- GIVEN RECORDS -
______

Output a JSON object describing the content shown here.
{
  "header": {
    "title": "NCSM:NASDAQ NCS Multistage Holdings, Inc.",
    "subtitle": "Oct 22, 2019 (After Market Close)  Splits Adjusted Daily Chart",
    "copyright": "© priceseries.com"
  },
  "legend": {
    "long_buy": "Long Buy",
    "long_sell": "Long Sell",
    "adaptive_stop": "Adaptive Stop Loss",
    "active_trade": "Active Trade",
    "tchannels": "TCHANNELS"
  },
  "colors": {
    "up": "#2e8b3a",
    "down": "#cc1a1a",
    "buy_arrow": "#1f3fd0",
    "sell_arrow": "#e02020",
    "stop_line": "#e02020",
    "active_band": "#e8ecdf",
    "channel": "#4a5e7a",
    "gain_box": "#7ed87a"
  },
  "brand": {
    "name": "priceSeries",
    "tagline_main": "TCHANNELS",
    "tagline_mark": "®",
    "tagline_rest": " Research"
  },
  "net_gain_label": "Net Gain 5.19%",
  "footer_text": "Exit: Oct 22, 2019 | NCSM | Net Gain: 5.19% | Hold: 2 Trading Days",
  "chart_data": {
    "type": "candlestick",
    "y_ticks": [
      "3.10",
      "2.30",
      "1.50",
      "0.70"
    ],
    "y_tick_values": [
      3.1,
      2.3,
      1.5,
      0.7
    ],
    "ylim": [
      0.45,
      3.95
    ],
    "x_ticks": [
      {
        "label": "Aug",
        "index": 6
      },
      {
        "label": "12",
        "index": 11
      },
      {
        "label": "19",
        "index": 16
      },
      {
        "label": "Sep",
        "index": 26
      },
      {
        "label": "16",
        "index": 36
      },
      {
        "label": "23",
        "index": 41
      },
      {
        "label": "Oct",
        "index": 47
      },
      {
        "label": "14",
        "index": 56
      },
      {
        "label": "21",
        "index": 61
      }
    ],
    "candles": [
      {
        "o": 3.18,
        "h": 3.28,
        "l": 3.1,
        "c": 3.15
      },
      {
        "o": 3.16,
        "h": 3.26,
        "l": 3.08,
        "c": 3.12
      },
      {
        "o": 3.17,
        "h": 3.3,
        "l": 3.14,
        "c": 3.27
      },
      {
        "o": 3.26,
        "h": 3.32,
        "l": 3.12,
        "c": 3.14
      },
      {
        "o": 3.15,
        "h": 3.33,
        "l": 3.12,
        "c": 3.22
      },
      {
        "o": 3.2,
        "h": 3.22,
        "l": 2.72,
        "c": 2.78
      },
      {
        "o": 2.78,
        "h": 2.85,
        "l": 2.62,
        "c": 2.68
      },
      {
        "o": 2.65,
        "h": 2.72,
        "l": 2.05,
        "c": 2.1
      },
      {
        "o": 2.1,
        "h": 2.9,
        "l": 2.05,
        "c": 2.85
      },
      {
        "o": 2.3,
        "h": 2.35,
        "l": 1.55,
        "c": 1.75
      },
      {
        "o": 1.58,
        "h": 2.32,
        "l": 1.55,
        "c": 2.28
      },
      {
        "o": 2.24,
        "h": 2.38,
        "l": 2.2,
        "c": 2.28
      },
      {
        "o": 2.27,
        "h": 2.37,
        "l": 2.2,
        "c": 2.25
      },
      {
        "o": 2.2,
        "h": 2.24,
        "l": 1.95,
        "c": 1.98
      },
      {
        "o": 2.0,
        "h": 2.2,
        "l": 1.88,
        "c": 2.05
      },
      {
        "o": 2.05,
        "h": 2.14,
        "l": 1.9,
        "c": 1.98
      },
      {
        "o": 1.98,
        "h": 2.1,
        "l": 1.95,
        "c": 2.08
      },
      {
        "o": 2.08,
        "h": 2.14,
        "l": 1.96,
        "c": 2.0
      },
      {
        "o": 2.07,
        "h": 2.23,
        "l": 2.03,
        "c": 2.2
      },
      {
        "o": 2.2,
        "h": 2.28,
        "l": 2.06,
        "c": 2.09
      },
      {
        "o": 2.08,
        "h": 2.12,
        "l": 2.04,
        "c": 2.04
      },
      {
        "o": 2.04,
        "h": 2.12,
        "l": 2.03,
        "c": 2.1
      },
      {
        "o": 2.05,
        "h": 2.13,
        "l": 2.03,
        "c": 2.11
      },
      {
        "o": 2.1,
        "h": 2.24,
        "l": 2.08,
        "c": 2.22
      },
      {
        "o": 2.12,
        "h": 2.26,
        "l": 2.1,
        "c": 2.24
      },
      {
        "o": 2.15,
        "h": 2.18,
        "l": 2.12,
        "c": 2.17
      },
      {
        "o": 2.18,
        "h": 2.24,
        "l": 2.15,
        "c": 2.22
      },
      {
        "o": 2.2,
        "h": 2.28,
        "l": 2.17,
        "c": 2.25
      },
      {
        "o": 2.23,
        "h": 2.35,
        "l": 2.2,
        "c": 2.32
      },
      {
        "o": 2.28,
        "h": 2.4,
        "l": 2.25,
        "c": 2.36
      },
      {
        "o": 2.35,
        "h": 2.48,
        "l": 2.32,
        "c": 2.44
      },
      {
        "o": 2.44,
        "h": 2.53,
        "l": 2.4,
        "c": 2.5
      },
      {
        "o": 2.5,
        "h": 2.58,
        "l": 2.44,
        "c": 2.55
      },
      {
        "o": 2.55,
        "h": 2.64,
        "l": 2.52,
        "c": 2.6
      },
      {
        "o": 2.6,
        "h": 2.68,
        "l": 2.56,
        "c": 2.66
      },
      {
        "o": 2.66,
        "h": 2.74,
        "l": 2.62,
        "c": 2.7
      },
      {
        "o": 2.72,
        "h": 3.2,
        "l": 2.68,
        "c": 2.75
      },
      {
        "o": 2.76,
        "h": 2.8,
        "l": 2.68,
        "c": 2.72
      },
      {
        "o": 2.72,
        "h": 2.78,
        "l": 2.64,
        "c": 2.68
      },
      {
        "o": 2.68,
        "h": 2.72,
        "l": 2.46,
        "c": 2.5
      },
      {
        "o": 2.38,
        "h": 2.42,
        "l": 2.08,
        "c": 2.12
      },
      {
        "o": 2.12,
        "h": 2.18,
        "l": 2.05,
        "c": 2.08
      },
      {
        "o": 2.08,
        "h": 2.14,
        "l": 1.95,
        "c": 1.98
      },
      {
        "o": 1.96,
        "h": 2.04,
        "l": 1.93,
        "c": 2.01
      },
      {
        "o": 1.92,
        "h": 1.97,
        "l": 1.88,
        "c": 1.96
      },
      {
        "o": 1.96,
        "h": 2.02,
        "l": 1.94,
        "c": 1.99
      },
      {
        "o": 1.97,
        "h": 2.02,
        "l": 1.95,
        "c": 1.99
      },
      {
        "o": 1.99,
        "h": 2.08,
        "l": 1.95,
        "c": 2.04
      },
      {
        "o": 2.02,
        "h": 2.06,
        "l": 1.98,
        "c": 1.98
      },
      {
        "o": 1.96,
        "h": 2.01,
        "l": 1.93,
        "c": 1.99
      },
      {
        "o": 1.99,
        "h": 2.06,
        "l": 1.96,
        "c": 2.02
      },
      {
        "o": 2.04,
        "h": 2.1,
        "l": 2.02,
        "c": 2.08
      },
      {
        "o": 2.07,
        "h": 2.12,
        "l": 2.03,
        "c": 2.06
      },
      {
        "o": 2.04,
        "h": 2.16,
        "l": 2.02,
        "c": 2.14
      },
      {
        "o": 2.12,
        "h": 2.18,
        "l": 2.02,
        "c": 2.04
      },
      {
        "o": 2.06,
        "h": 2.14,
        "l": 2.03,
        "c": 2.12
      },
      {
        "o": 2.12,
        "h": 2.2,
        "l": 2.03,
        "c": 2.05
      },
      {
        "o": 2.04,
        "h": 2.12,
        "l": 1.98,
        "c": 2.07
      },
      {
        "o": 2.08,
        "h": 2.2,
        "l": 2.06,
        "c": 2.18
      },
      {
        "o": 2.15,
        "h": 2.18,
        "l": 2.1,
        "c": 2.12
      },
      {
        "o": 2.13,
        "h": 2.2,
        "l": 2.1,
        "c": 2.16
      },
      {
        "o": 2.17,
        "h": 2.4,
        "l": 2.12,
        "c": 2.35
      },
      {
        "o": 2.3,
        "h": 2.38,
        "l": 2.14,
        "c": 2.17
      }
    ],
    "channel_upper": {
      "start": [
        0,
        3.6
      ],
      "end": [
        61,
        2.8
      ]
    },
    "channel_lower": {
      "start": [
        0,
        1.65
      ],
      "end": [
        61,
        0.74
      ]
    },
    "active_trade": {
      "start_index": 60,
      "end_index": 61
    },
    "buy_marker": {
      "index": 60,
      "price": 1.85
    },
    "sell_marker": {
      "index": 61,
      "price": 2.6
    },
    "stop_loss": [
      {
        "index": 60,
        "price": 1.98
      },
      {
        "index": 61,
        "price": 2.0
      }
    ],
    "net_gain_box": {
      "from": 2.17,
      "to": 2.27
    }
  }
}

______

- GIVEN EXERCISE -
Your answer should be a single number: the count of lines in the entries that contain the word "Long".

- SOLUTION -
2